DATA EXCERPTS
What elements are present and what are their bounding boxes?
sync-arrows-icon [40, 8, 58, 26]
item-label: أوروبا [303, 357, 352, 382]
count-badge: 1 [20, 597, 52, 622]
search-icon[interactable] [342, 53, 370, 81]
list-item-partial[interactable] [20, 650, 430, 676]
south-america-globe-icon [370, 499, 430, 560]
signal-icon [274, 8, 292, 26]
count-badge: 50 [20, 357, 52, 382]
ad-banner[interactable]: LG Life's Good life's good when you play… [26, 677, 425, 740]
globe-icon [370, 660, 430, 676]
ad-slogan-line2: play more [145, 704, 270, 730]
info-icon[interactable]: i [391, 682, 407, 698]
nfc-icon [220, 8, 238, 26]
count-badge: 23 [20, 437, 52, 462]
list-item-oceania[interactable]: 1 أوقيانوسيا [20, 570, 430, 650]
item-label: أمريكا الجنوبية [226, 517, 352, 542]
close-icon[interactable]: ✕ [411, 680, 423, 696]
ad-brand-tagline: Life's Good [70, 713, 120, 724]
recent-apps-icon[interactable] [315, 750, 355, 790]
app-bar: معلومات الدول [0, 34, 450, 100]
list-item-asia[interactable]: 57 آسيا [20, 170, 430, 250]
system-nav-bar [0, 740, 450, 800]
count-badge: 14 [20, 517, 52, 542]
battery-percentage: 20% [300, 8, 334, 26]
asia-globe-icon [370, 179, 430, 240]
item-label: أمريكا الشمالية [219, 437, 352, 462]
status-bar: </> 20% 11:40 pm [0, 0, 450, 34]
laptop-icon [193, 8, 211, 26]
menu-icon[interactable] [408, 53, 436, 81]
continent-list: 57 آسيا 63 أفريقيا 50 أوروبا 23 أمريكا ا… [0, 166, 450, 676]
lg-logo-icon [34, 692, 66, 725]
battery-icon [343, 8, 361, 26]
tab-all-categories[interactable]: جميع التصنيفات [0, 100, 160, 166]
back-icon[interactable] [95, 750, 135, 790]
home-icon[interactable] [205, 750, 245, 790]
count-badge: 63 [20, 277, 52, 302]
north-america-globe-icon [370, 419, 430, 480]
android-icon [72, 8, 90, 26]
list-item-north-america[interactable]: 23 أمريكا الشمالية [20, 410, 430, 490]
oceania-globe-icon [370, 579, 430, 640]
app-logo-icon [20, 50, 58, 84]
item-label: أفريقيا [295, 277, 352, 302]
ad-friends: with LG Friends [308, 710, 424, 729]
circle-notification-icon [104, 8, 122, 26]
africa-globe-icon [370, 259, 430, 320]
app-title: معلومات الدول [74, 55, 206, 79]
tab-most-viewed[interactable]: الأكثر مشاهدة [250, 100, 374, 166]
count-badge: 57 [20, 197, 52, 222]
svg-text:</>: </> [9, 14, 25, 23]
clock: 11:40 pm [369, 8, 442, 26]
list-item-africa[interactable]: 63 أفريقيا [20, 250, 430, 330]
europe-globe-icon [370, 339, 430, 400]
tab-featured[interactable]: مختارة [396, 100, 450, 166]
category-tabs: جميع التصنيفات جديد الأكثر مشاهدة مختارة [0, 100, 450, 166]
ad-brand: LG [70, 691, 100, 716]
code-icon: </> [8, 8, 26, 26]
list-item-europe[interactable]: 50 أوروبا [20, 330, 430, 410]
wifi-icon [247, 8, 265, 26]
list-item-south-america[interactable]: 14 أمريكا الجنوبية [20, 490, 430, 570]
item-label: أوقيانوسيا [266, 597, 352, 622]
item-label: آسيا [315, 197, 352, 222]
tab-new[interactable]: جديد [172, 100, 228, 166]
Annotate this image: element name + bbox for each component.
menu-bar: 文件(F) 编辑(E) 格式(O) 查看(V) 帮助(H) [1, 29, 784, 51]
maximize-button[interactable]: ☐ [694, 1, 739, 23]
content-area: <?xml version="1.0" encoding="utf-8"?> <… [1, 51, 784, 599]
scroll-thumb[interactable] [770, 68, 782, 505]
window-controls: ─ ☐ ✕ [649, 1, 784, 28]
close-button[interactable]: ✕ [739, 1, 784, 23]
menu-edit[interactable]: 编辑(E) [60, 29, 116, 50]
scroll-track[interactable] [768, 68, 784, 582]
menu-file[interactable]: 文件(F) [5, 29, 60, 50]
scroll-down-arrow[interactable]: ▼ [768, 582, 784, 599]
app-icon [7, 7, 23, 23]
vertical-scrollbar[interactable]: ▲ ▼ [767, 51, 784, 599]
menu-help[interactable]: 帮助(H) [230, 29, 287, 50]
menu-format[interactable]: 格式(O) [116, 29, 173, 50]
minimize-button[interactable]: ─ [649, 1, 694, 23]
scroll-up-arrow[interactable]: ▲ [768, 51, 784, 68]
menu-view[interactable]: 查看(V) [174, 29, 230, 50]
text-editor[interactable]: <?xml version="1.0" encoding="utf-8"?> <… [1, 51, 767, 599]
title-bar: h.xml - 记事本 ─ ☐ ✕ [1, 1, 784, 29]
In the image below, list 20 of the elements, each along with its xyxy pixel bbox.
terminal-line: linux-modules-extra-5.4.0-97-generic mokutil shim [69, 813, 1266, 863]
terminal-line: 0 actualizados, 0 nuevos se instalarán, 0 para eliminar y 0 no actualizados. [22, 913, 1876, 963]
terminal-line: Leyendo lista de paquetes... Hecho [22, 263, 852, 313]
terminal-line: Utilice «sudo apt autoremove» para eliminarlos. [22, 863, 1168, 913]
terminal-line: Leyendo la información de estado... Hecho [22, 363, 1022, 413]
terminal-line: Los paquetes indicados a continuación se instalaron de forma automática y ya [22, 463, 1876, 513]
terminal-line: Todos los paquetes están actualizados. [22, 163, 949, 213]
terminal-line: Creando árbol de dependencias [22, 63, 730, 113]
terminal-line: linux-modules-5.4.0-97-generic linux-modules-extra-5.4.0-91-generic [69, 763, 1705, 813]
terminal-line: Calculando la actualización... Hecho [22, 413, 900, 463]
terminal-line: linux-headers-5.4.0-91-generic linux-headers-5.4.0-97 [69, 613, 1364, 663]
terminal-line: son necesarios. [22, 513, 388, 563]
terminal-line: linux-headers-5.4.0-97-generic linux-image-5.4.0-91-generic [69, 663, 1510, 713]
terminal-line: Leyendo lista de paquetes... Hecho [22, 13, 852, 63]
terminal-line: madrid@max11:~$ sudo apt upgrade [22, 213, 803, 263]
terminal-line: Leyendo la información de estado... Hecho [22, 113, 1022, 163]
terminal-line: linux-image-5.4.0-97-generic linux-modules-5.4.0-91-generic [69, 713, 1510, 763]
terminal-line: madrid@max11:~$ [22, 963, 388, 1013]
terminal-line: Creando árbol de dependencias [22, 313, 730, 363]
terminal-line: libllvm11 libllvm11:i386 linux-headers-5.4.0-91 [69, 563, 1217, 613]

SET TASK
Rewrite every line of each listing above as a JSON list of strings, one string per line, leaving out blank lines.

EXERCISE OUTPUT
[
  "What elements are present and what are their bounding boxes?",
  "sync-arrows-icon [40, 8, 58, 26]",
  "item-label: أوروبا [303, 357, 352, 382]",
  "count-badge: 1 [20, 597, 52, 622]",
  "search-icon[interactable] [342, 53, 370, 81]",
  "list-item-partial[interactable] [20, 650, 430, 676]",
  "south-america-globe-icon [370, 499, 430, 560]",
  "signal-icon [274, 8, 292, 26]",
  "count-badge: 50 [20, 357, 52, 382]",
  "ad-banner[interactable]: LG Life's Good life's good when you play… [26, 677, 425, 740]",
  "globe-icon [370, 660, 430, 676]",
  "ad-slogan-line2: play more [145, 704, 270, 730]",
  "info-icon[interactable]: i [391, 682, 407, 698]",
  "nfc-icon [220, 8, 238, 26]",
  "count-badge: 23 [20, 437, 52, 462]",
  "list-item-oceania[interactable]: 1 أوقيانوسيا [20, 570, 430, 650]",
  "item-label: أمريكا الجنوبية [226, 517, 352, 542]",
  "close-icon[interactable]: ✕ [411, 680, 423, 696]",
  "ad-brand-tagline: Life's Good [70, 713, 120, 724]",
  "recent-apps-icon[interactable] [315, 750, 355, 790]",
  "app-bar: معلومات الدول [0, 34, 450, 100]",
  "list-item-asia[interactable]: 57 آسيا [20, 170, 430, 250]",
  "system-nav-bar [0, 740, 450, 800]",
  "count-badge: 14 [20, 517, 52, 542]",
  "battery-percentage: 20% [300, 8, 334, 26]",
  "asia-globe-icon [370, 179, 430, 240]",
  "item-label: أمريكا الشمالية [219, 437, 352, 462]",
  "status-bar: </> 20% 11:40 pm [0, 0, 450, 34]",
  "laptop-icon [193, 8, 211, 26]",
  "menu-icon[interactable] [408, 53, 436, 81]",
  "continent-list: 57 آسيا 63 أفريقيا 50 أوروبا 23 أمريكا ا… [0, 166, 450, 676]",
  "lg-logo-icon [34, 692, 66, 725]",
  "battery-icon [343, 8, 361, 26]",
  "tab-all-categories[interactable]: جميع التصنيفات [0, 100, 160, 166]",
  "back-icon[interactable] [95, 750, 135, 790]",
  "home-icon[interactable] [205, 750, 245, 790]",
  "count-badge: 63 [20, 277, 52, 302]",
  "north-america-globe-icon [370, 419, 430, 480]",
  "android-icon [72, 8, 90, 26]",
  "list-item-north-america[interactable]: 23 أمريكا الشمالية [20, 410, 430, 490]",
  "oceania-globe-icon [370, 579, 430, 640]",
  "app-logo-icon [20, 50, 58, 84]",
  "item-label: أفريقيا [295, 277, 352, 302]",
  "ad-friends: with LG Friends [308, 710, 424, 729]",
  "circle-notification-icon [104, 8, 122, 26]",
  "africa-globe-icon [370, 259, 430, 320]",
  "app-title: معلومات الدول [74, 55, 206, 79]",
  "tab-most-viewed[interactable]: الأكثر مشاهدة [250, 100, 374, 166]",
  "count-badge: 57 [20, 197, 52, 222]",
  "svg-text:</>: </> [9, 14, 25, 23]",
  "clock: 11:40 pm [369, 8, 442, 26]",
  "list-item-africa[interactable]: 63 أفريقيا [20, 250, 430, 330]",
  "europe-globe-icon [370, 339, 430, 400]",
  "tab-featured[interactable]: مختارة [396, 100, 450, 166]",
  "category-tabs: جميع التصنيفات جديد الأكثر مشاهدة مختارة [0, 100, 450, 166]",
  "ad-brand: LG [70, 691, 100, 716]",
  "code-icon: </> [8, 8, 26, 26]",
  "list-item-europe[interactable]: 50 أوروبا [20, 330, 430, 410]",
  "wifi-icon [247, 8, 265, 26]",
  "list-item-south-america[interactable]: 14 أمريكا الجنوبية [20, 490, 430, 570]",
  "item-label: أوقيانوسيا [266, 597, 352, 622]",
  "item-label: آسيا [315, 197, 352, 222]",
  "tab-new[interactable]: جديد [172, 100, 228, 166]",
  "Annotate this image: element name + bbox for each component.",
  "menu-bar: 文件(F) 编辑(E) 格式(O) 查看(V) 帮助(H) [1, 29, 784, 51]",
  "maximize-button[interactable]: ☐ [694, 1, 739, 23]",
  "content-area: <?xml version=\"1.0\" encoding=\"utf-8\"?> <… [1, 51, 784, 599]",
  "scroll-thumb[interactable] [770, 68, 782, 505]",
  "window-controls: ─ ☐ ✕ [649, 1, 784, 28]",
  "close-button[interactable]: ✕ [739, 1, 784, 23]",
  "menu-edit[interactable]: 编辑(E) [60, 29, 116, 50]",
  "scroll-track[interactable] [768, 68, 784, 582]",
  "menu-file[interactable]: 文件(F) [5, 29, 60, 50]",
  "scroll-down-arrow[interactable]: ▼ [768, 582, 784, 599]",
  "app-icon [7, 7, 23, 23]",
  "vertical-scrollbar[interactable]: ▲ ▼ [767, 51, 784, 599]",
  "menu-help[interactable]: 帮助(H) [230, 29, 287, 50]",
  "menu-format[interactable]: 格式(O) [116, 29, 173, 50]",
  "minimize-button[interactable]: ─ [649, 1, 694, 23]",
  "scroll-up-arrow[interactable]: ▲ [768, 51, 784, 68]",
  "menu-view[interactable]: 查看(V) [174, 29, 230, 50]",
  "text-editor[interactable]: <?xml version=\"1.0\" encoding=\"utf-8\"?> <… [1, 51, 767, 599]",
  "title-bar: h.xml - 记事本 ─ ☐ ✕ [1, 1, 784, 29]",
  "In the image below, list 20 of the elements, each along with its xyxy pixel bbox.",
  "terminal-line: linux-modules-extra-5.4.0-97-generic mokutil shim [69, 813, 1266, 863]",
  "terminal-line: 0 actualizados, 0 nuevos se instalarán, 0 para eliminar y 0 no actualizados. [22, 913, 1876, 963]",
  "terminal-line: Leyendo lista de paquetes... Hecho [22, 263, 852, 313]",
  "terminal-line: Utilice «sudo apt autoremove» para eliminarlos. [22, 863, 1168, 913]",
  "terminal-line: Leyendo la información de estado... Hecho [22, 363, 1022, 413]",
  "terminal-line: Los paquetes indicados a continuación se instalaron de forma automática y ya [22, 463, 1876, 513]",
  "terminal-line: Todos los paquetes están actualizados. [22, 163, 949, 213]",
  "terminal-line: Creando árbol de dependencias [22, 63, 730, 113]",
  "terminal-line: linux-modules-5.4.0-97-generic linux-modules-extra-5.4.0-91-generic [69, 763, 1705, 813]",
  "terminal-line: Calculando la actualización... Hecho [22, 413, 900, 463]",
  "terminal-line: linux-headers-5.4.0-91-generic linux-headers-5.4.0-97 [69, 613, 1364, 663]",
  "terminal-line: son necesarios. [22, 513, 388, 563]",
  "terminal-line: linux-headers-5.4.0-97-generic linux-image-5.4.0-91-generic [69, 663, 1510, 713]",
  "terminal-line: Leyendo lista de paquetes... Hecho [22, 13, 852, 63]",
  "terminal-line: madrid@max11:~$ sudo apt upgrade [22, 213, 803, 263]",
  "terminal-line: Leyendo la información de estado... Hecho [22, 113, 1022, 163]",
  "terminal-line: linux-image-5.4.0-97-generic linux-modules-5.4.0-91-generic [69, 713, 1510, 763]",
  "terminal-line: madrid@max11:~$ [22, 963, 388, 1013]",
  "terminal-line: Creando árbol de dependencias [22, 313, 730, 363]",
  "terminal-line: libllvm11 libllvm11:i386 linux-headers-5.4.0-91 [69, 563, 1217, 613]"
]